══ Data for the task

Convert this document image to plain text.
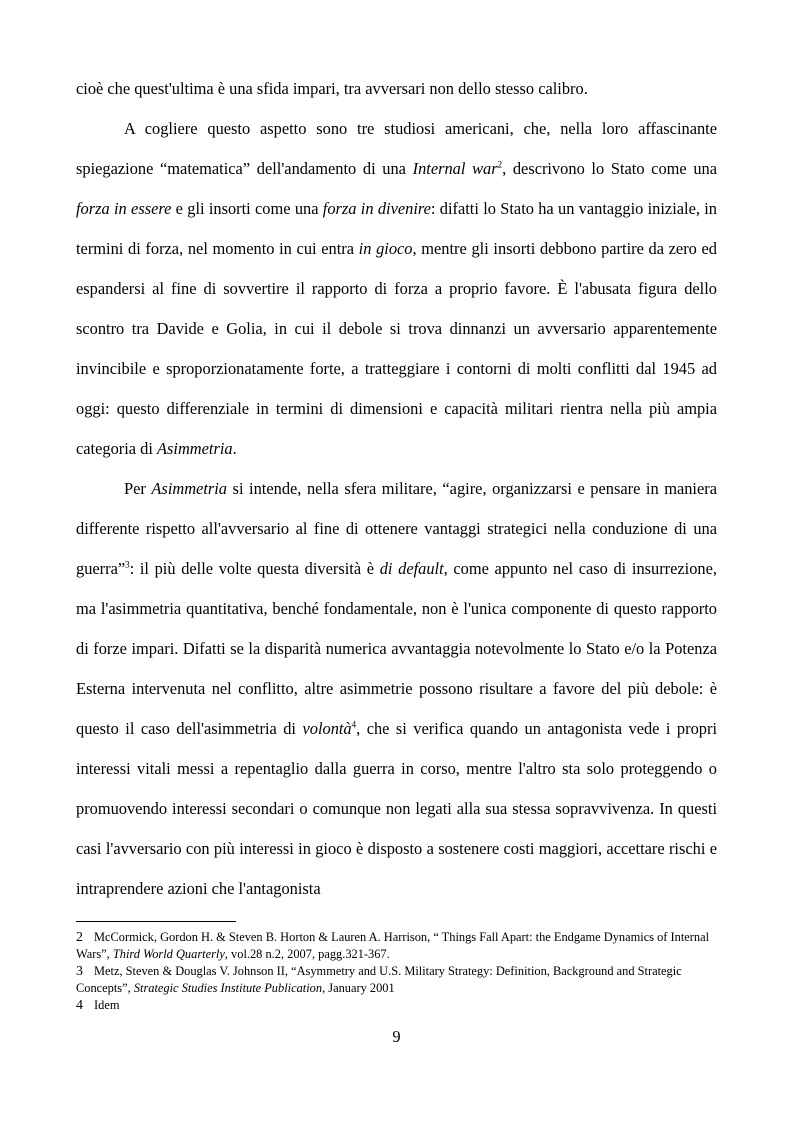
cioè che quest'ultima è una sfida impari, tra avversari non dello stesso calibro.

A cogliere questo aspetto sono tre studiosi americani, che, nella loro affascinante spiegazione “matematica” dell'andamento di una Internal war$^2$, descrivono lo Stato come una forza in essere e gli insorti come una forza in divenire: difatti lo Stato ha un vantaggio iniziale, in termini di forza, nel momento in cui entra in gioco, mentre gli insorti debbono partire da zero ed espandersi al fine di sovvertire il rapporto di forza a proprio favore. È l'abusata figura dello scontro tra Davide e Golia, in cui il debole si trova dinnanzi un avversario apparentemente invincibile e sproporzionatamente forte, a tratteggiare i contorni di molti conflitti dal 1945 ad oggi: questo differenziale in termini di dimensioni e capacità militari rientra nella più ampia categoria di Asimmetria.

Per Asimmetria si intende, nella sfera militare, “agire, organizzarsi e pensare in maniera differente rispetto all'avversario al fine di ottenere vantaggi strategici nella conduzione di una guerra”$^3$: il più delle volte questa diversità è di default, come appunto nel caso di insurrezione, ma l'asimmetria quantitativa, benché fondamentale, non è l'unica componente di questo rapporto di forze impari. Difatti se la disparità numerica avvantaggia notevolmente lo Stato e/o la Potenza Esterna intervenuta nel conflitto, altre asimmetrie possono risultare a favore del più debole: è questo il caso dell'asimmetria di volontà$^4$, che si verifica quando un antagonista vede i propri interessi vitali messi a repentaglio dalla guerra in corso, mentre l'altro sta solo proteggendo o promuovendo interessi secondari o comunque non legati alla sua stessa sopravvivenza. In questi casi l'avversario con più interessi in gioco è disposto a sostenere costi maggiori, accettare rischi e intraprendere azioni che l'antagonista

2 McCormick, Gordon H. & Steven B. Horton & Lauren A. Harrison, “ Things Fall Apart: the Endgame Dynamics of Internal Wars”, Third World Quarterly, vol.28 n.2, 2007, pagg.321-367.

3 Metz, Steven & Douglas V. Johnson II, “Asymmetry and U.S. Military Strategy: Definition, Background and Strategic Concepts”, Strategic Studies Institute Publication, January 2001

4 Idem

9
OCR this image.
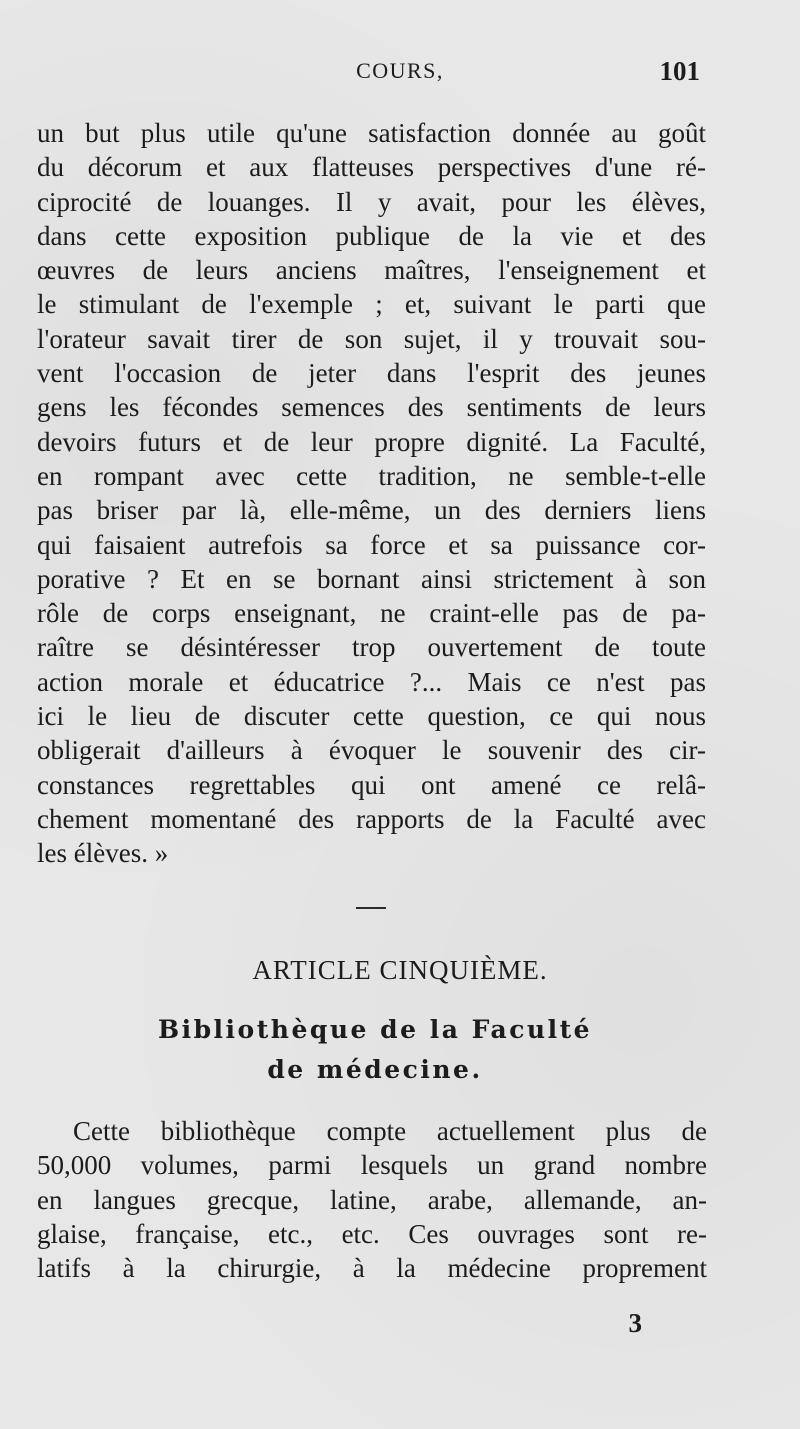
COURS,	101
un but plus utile qu'une satisfaction donnée au goût
du décorum et aux flatteuses perspectives d'une ré-
ciprocité de louanges. Il y avait, pour les élèves,
dans cette exposition publique de la vie et des
œuvres de leurs anciens maîtres, l'enseignement et
le stimulant de l'exemple ; et, suivant le parti que
l'orateur savait tirer de son sujet, il y trouvait sou-
vent l'occasion de jeter dans l'esprit des jeunes
gens les fécondes semences des sentiments de leurs
devoirs futurs et de leur propre dignité. La Faculté,
en rompant avec cette tradition, ne semble-t-elle
pas briser par là, elle-même, un des derniers liens
qui faisaient autrefois sa force et sa puissance cor-
porative ? Et en se bornant ainsi strictement à son
rôle de corps enseignant, ne craint-elle pas de pa-
raître se désintéresser trop ouvertement de toute
action morale et éducatrice ?... Mais ce n'est pas
ici le lieu de discuter cette question, ce qui nous
obligerait d'ailleurs à évoquer le souvenir des cir-
constances regrettables qui ont amené ce relâ-
chement momentané des rapports de la Faculté avec
les élèves. »
ARTICLE CINQUIÈME.
Bibliothèque de la Faculté
de médecine.
Cette bibliothèque compte actuellement plus de
50,000 volumes, parmi lesquels un grand nombre
en langues grecque, latine, arabe, allemande, an-
glaise, française, etc., etc. Ces ouvrages sont re-
latifs à la chirurgie, à la médecine proprement
3
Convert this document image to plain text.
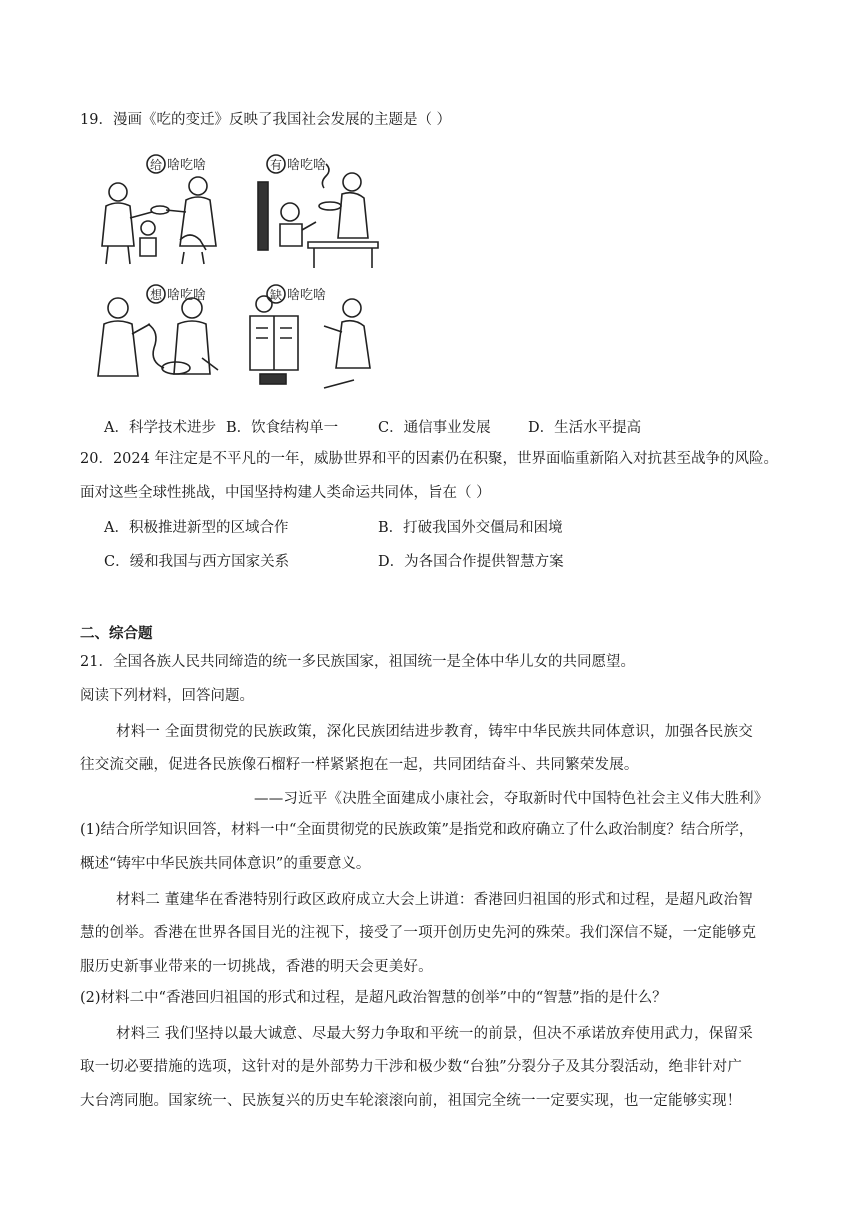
19．漫画《吃的变迁》反映了我国社会发展的主题是（ ）
给 啥吃啥	有 啥吃啥
想 啥吃啥	缺 啥吃啥
A．科学技术进步 B．饮食结构单一	C．通信事业发展	D．生活水平提高
20．2024 年注定是不平凡的一年，威胁世界和平的因素仍在积聚，世界面临重新陷入对抗甚至战争的风险。
面对这些全球性挑战，中国坚持构建人类命运共同体，旨在（ ）
A．积极推进新型的区域合作	B．打破我国外交僵局和困境
C．缓和我国与西方国家关系	D．为各国合作提供智慧方案
二、综合题
21．全国各族人民共同缔造的统一多民族国家，祖国统一是全体中华儿女的共同愿望。
阅读下列材料，回答问题。
材料一 全面贯彻党的民族政策，深化民族团结进步教育，铸牢中华民族共同体意识，加强各民族交
往交流交融，促进各民族像石榴籽一样紧紧抱在一起，共同团结奋斗、共同繁荣发展。
——习近平《决胜全面建成小康社会，夺取新时代中国特色社会主义伟大胜利》
(1)结合所学知识回答，材料一中“全面贯彻党的民族政策”是指党和政府确立了什么政治制度？结合所学，
概述“铸牢中华民族共同体意识”的重要意义。
材料二 董建华在香港特别行政区政府成立大会上讲道：香港回归祖国的形式和过程，是超凡政治智
慧的创举。香港在世界各国目光的注视下，接受了一项开创历史先河的殊荣。我们深信不疑，一定能够克
服历史新事业带来的一切挑战，香港的明天会更美好。
(2)材料二中“香港回归祖国的形式和过程，是超凡政治智慧的创举”中的“智慧”指的是什么？
材料三 我们坚持以最大诚意、尽最大努力争取和平统一的前景，但决不承诺放弃使用武力，保留采
取一切必要措施的选项，这针对的是外部势力干涉和极少数“台独”分裂分子及其分裂活动，绝非针对广
大台湾同胞。国家统一、民族复兴的历史车轮滚滚向前，祖国完全统一一定要实现，也一定能够实现！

════

Scan the listing above. Gather each line that contains the word "铸牢中华民族共同体意识".

材料一 全面贯彻党的民族政策，深化民族团结进步教育，铸牢中华民族共同体意识，加强各民族交
概述“铸牢中华民族共同体意识”的重要意义。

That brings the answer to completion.